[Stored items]
## begin

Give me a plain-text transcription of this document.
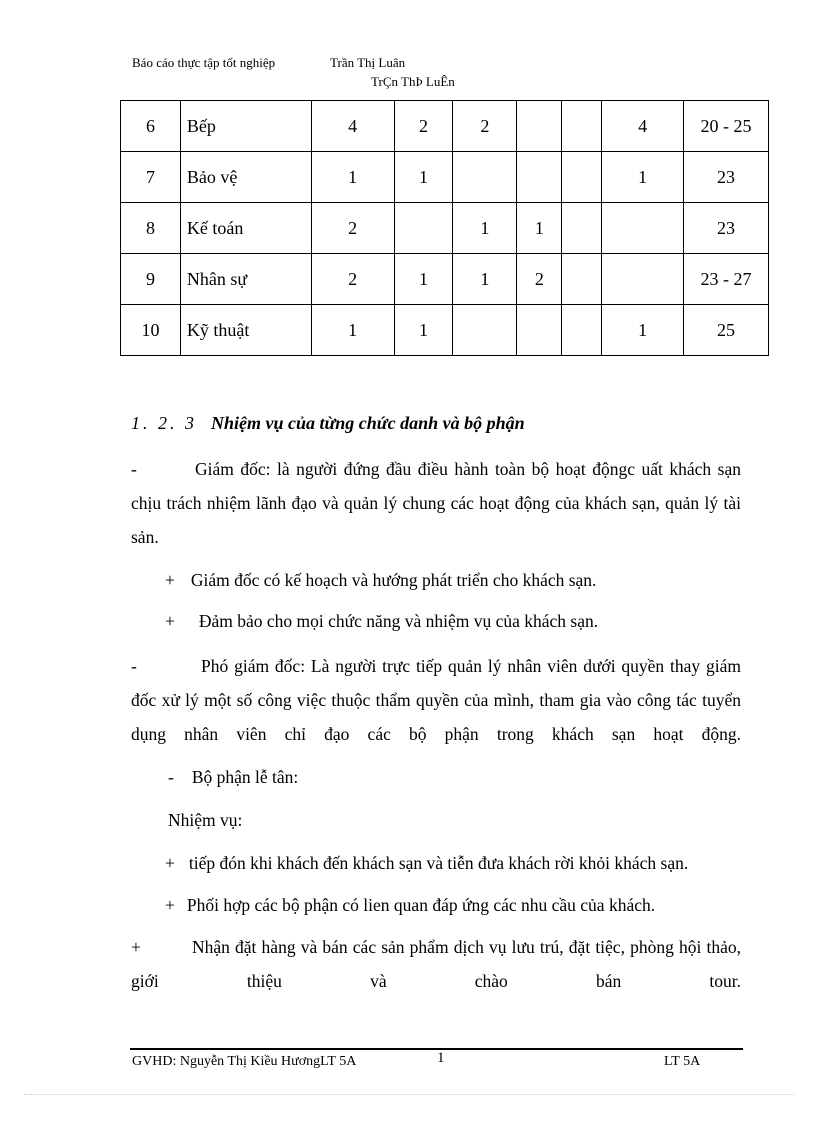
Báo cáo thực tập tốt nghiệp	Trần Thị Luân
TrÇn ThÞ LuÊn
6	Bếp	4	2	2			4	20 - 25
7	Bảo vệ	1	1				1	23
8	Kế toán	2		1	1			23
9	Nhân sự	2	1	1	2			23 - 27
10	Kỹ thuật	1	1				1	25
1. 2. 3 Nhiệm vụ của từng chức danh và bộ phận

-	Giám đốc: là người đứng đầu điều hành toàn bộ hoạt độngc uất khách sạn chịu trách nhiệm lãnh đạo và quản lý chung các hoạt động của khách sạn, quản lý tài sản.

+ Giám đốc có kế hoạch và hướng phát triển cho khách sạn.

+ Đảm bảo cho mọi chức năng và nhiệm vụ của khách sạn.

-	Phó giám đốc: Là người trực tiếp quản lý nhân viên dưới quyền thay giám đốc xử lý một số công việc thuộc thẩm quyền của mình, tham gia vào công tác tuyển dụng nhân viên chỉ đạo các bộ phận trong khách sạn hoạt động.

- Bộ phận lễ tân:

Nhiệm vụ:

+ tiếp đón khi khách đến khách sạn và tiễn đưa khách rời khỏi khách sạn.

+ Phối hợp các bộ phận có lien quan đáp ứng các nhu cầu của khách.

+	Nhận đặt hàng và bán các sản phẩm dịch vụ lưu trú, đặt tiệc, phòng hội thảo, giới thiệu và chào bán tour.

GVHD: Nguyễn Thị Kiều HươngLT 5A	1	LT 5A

## end
## begin

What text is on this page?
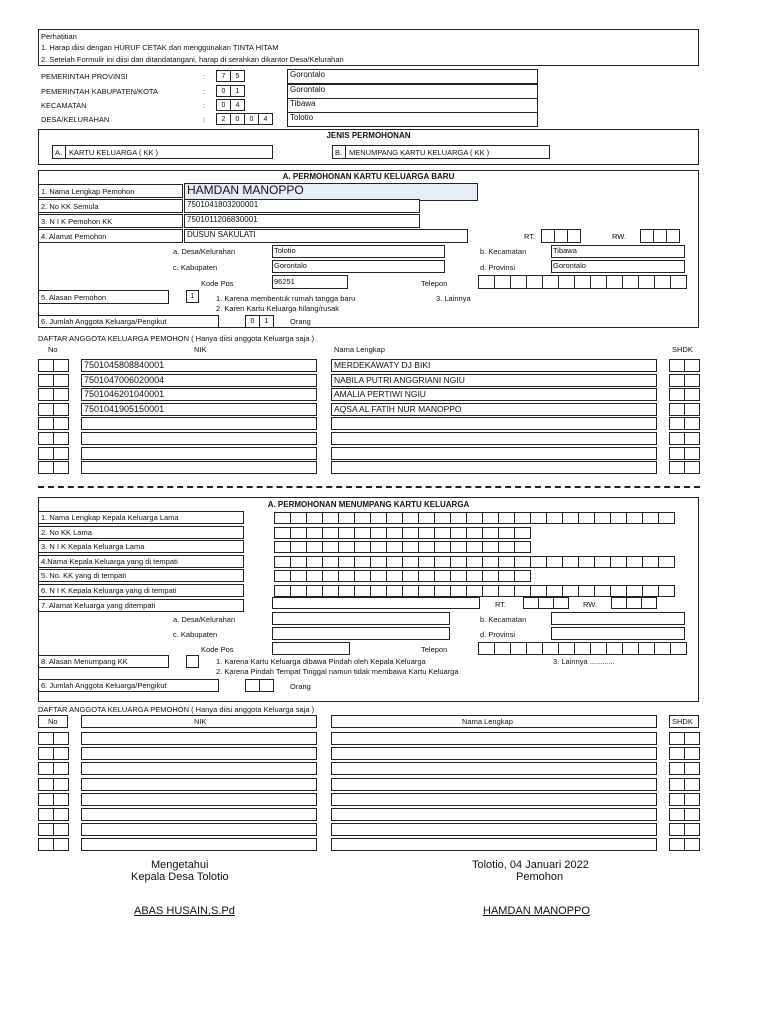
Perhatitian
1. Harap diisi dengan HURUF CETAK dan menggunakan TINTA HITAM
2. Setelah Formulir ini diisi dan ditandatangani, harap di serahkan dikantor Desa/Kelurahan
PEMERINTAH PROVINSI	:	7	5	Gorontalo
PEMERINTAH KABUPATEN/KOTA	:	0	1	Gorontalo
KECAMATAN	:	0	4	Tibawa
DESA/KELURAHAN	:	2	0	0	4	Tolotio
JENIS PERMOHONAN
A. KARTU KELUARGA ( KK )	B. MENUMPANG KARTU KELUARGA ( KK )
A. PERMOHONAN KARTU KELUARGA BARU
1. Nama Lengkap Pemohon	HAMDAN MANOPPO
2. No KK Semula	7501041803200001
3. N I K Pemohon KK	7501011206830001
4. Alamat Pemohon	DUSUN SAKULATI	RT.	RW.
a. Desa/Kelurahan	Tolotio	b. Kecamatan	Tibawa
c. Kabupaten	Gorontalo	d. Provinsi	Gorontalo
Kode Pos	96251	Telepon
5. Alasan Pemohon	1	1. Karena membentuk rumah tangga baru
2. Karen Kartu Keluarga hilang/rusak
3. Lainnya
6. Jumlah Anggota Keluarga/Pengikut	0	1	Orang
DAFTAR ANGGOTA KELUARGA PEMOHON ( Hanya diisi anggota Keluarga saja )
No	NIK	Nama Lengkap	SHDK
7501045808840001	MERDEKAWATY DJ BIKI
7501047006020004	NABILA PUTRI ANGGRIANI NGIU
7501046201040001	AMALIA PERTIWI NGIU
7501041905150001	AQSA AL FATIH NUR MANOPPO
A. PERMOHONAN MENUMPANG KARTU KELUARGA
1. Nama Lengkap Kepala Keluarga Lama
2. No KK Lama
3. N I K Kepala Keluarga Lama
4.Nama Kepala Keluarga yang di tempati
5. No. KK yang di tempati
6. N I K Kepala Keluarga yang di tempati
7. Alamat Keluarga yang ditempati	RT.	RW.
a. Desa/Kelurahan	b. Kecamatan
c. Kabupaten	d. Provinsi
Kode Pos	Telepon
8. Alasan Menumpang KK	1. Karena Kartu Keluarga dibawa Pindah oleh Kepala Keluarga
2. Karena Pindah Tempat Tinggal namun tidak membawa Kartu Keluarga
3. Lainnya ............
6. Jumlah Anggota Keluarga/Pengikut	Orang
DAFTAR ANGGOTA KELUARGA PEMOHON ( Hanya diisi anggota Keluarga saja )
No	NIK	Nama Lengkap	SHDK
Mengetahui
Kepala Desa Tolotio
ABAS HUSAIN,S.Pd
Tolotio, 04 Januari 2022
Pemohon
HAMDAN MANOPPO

## end
## begin

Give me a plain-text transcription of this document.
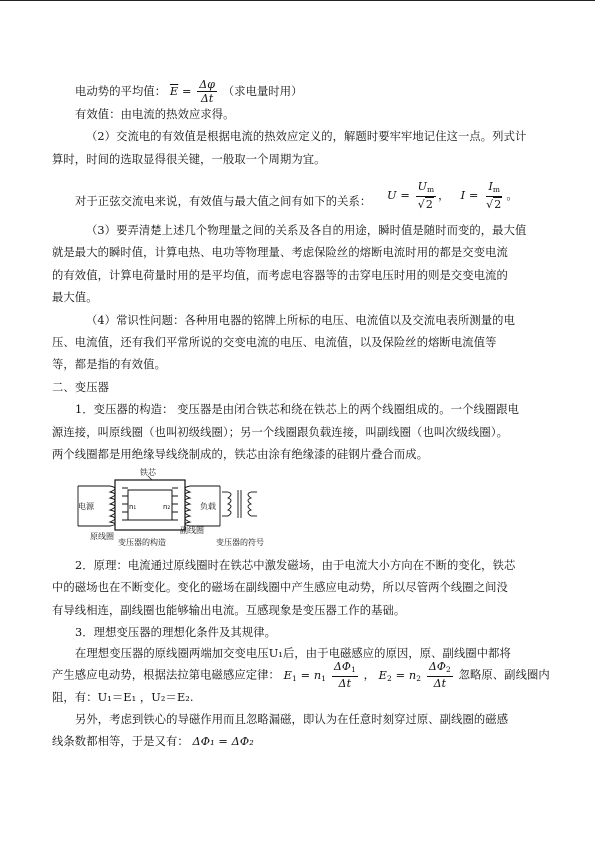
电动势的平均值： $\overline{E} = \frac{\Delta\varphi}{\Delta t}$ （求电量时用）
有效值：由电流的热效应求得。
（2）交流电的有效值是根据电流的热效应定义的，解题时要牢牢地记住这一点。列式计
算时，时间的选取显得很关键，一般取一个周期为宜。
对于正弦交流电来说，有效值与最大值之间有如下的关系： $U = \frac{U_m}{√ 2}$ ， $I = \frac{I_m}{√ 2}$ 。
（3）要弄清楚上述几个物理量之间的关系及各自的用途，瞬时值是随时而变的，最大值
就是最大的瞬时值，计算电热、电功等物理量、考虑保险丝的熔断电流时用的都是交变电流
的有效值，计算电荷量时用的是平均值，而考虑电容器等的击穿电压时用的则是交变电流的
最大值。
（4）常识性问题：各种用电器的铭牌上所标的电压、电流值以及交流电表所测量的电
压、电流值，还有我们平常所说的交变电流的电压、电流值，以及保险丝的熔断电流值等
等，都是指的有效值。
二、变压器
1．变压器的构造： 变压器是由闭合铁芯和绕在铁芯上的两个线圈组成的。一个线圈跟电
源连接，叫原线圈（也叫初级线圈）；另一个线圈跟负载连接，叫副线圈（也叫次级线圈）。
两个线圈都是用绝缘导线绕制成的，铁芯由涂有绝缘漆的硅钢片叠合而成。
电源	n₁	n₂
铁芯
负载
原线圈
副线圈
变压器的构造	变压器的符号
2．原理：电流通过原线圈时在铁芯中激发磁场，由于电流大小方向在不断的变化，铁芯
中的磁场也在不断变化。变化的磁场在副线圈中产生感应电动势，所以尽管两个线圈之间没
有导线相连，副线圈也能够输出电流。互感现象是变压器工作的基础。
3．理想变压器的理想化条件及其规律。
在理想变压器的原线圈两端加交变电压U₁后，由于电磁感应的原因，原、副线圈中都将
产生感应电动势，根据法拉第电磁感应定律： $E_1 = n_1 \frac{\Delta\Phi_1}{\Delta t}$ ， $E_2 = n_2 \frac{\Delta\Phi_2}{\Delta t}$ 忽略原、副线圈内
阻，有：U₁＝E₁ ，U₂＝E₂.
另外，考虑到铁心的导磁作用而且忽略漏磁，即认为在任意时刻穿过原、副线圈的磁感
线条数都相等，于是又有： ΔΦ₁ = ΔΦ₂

## end

What you will do:
Keep only the lines that hold the string "tiếp", and copy them out.

Finished exercise:
-	Phó giám đốc: Là người trực tiếp quản lý nhân viên dưới quyền thay giám đốc xử lý một số công việc thuộc thẩm quyền của mình, tham gia vào công tác tuyển dụng nhân viên chỉ đạo các bộ phận trong khách sạn hoạt động.
+ tiếp đón khi khách đến khách sạn và tiễn đưa khách rời khỏi khách sạn.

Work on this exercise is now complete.